(Stored data)
....................
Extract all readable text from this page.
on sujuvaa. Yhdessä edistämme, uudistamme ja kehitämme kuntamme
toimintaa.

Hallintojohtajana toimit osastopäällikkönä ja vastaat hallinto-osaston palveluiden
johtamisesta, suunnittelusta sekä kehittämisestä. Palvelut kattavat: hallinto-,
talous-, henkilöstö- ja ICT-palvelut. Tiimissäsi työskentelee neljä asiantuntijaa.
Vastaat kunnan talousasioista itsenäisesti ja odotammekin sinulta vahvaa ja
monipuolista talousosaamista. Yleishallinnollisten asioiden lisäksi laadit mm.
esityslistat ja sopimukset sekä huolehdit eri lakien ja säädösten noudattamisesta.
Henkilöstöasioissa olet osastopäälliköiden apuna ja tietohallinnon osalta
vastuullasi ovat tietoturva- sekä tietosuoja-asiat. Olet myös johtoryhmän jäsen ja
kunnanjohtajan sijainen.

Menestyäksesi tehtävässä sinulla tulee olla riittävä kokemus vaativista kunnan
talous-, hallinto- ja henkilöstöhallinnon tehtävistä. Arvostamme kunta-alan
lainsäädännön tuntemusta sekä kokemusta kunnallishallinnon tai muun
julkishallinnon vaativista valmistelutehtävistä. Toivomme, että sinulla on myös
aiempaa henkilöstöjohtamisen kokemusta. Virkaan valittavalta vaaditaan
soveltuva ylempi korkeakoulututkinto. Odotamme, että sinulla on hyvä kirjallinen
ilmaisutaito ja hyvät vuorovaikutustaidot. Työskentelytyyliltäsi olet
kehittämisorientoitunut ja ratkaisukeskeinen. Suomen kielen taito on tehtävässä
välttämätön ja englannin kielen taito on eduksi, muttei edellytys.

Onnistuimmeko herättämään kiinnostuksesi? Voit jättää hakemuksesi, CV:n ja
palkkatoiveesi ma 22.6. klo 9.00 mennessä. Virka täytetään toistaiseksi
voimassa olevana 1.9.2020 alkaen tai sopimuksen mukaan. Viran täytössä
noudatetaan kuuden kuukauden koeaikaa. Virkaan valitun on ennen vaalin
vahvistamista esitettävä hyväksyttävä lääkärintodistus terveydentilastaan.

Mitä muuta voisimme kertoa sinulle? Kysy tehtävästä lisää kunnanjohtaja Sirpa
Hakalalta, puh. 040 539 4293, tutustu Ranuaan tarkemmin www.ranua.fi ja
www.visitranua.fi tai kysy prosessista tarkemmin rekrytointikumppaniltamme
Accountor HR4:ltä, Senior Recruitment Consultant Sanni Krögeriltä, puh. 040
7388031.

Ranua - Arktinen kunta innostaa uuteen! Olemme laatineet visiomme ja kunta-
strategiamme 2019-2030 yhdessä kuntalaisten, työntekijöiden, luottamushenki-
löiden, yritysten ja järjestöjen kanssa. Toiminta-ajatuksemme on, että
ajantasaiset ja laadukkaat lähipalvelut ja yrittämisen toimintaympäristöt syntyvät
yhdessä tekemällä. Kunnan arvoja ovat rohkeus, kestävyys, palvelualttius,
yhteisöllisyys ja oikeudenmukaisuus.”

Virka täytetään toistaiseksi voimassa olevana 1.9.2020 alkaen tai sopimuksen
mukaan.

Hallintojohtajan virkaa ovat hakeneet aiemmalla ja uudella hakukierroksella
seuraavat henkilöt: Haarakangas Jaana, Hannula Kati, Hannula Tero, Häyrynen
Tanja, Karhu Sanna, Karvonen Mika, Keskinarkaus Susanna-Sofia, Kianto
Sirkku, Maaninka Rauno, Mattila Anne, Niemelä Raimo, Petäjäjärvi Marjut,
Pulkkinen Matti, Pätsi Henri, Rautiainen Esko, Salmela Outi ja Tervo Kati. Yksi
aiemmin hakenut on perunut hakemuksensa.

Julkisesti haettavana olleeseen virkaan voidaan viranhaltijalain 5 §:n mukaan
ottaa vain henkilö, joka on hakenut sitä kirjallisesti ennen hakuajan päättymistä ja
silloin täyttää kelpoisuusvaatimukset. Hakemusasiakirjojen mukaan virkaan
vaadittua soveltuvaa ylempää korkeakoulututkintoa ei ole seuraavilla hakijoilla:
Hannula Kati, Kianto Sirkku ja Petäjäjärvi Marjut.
....................
Job:
Show the lines of the material that contain the word "Kati".

Answer to this problem:
seuraavat henkilöt: Haarakangas Jaana, Hannula Kati, Hannula Tero, Häyrynen
Pulkkinen Matti, Pätsi Henri, Rautiainen Esko, Salmela Outi ja Tervo Kati. Yksi
Hannula Kati, Kianto Sirkku ja Petäjäjärvi Marjut.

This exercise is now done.